* [Goal of the exercise] Each line that contains the word "kind" counts once; give the total for the records below and nothing else.

Dataset records
** START **

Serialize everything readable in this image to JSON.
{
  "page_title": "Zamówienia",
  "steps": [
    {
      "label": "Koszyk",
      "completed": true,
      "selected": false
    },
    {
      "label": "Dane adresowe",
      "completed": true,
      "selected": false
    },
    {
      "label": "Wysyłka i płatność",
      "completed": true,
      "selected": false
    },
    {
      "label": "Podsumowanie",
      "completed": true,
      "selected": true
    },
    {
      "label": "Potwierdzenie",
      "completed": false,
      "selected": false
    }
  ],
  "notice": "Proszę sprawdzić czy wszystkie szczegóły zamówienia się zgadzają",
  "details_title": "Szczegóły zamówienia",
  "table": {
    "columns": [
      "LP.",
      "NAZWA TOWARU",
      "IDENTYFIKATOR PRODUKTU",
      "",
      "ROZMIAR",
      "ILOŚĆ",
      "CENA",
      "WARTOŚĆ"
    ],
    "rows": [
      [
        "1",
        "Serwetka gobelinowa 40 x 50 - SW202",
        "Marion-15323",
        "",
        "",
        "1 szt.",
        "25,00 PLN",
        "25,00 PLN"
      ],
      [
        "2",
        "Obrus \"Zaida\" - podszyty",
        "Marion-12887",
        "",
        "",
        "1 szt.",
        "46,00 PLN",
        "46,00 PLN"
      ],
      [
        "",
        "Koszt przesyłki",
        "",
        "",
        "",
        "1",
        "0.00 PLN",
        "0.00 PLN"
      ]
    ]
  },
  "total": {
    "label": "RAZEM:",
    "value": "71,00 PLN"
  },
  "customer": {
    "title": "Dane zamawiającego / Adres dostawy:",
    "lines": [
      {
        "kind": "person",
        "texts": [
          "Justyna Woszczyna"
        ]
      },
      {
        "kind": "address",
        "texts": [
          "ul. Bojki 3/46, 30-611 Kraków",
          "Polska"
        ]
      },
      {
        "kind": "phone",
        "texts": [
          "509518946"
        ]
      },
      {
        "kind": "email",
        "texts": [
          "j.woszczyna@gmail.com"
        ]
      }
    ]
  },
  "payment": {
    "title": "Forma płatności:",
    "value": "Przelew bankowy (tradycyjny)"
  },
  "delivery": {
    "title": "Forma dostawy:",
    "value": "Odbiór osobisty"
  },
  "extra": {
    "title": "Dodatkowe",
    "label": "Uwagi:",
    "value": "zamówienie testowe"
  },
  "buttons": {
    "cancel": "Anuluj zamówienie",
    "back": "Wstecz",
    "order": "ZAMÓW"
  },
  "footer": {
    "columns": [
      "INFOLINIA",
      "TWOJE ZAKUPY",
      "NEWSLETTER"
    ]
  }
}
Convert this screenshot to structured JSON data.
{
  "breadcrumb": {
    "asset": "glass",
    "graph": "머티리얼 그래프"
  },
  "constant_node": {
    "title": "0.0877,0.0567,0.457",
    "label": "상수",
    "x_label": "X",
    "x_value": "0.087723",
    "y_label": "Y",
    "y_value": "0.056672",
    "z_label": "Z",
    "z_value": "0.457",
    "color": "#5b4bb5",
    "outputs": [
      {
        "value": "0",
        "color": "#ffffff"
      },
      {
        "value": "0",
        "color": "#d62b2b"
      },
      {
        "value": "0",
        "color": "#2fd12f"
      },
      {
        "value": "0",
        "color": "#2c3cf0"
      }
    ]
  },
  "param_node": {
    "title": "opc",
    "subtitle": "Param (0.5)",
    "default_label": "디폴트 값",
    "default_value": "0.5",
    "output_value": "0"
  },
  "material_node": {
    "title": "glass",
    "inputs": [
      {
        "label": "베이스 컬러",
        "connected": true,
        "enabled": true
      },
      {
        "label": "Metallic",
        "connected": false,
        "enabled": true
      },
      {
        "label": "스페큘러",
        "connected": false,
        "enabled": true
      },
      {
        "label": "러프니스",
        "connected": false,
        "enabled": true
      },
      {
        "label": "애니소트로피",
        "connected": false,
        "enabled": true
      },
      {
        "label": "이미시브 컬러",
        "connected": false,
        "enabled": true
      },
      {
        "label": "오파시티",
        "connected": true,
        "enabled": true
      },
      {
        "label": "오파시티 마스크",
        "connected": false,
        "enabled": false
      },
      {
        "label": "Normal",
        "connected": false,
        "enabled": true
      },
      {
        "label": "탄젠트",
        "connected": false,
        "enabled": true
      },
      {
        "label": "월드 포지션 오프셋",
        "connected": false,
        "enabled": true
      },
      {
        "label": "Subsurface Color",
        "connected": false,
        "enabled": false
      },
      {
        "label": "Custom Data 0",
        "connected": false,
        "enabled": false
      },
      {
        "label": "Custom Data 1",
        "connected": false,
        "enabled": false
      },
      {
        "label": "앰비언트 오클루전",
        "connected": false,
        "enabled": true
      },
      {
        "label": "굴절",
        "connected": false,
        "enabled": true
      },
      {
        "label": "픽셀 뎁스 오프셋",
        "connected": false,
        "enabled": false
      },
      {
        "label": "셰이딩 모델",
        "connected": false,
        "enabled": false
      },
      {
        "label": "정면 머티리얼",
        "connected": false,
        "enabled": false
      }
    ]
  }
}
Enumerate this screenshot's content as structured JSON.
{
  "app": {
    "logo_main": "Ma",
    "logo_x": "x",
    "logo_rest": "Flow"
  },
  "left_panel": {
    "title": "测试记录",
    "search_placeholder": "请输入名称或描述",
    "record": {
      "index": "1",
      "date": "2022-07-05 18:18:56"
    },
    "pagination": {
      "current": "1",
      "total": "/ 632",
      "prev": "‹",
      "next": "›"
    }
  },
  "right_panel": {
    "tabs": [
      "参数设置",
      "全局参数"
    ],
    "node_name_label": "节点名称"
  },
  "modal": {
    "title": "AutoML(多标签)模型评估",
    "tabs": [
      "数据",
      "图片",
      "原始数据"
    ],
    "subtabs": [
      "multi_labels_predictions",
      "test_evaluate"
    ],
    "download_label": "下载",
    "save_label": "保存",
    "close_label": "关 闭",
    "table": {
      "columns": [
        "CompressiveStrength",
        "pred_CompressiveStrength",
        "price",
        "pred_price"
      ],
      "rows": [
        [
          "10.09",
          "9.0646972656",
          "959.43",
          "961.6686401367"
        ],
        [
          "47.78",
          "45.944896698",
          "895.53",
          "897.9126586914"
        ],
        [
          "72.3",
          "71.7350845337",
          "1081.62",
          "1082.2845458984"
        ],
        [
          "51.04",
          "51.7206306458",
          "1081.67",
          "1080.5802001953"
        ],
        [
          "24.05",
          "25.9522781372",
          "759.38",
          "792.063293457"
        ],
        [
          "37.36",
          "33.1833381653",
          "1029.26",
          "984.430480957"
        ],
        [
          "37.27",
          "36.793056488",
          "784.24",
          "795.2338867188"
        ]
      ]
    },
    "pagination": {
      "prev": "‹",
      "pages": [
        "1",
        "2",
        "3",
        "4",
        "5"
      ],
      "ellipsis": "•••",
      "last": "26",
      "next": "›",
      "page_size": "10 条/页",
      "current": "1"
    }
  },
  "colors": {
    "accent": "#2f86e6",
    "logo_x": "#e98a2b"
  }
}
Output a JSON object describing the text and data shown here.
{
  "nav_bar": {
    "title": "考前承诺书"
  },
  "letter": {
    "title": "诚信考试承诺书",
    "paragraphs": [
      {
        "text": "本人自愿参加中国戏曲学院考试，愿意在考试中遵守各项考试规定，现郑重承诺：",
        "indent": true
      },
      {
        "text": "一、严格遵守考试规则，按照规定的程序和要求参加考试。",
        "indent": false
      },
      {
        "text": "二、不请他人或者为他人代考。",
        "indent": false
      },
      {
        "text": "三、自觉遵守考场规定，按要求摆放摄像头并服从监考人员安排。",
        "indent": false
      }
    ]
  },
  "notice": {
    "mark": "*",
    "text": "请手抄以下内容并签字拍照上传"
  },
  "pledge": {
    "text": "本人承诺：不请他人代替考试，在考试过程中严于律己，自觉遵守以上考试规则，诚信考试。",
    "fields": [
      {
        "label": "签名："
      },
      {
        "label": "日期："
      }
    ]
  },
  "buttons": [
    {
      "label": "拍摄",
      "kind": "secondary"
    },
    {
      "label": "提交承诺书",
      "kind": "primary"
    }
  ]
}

** END **

* [Solution for this problem] 6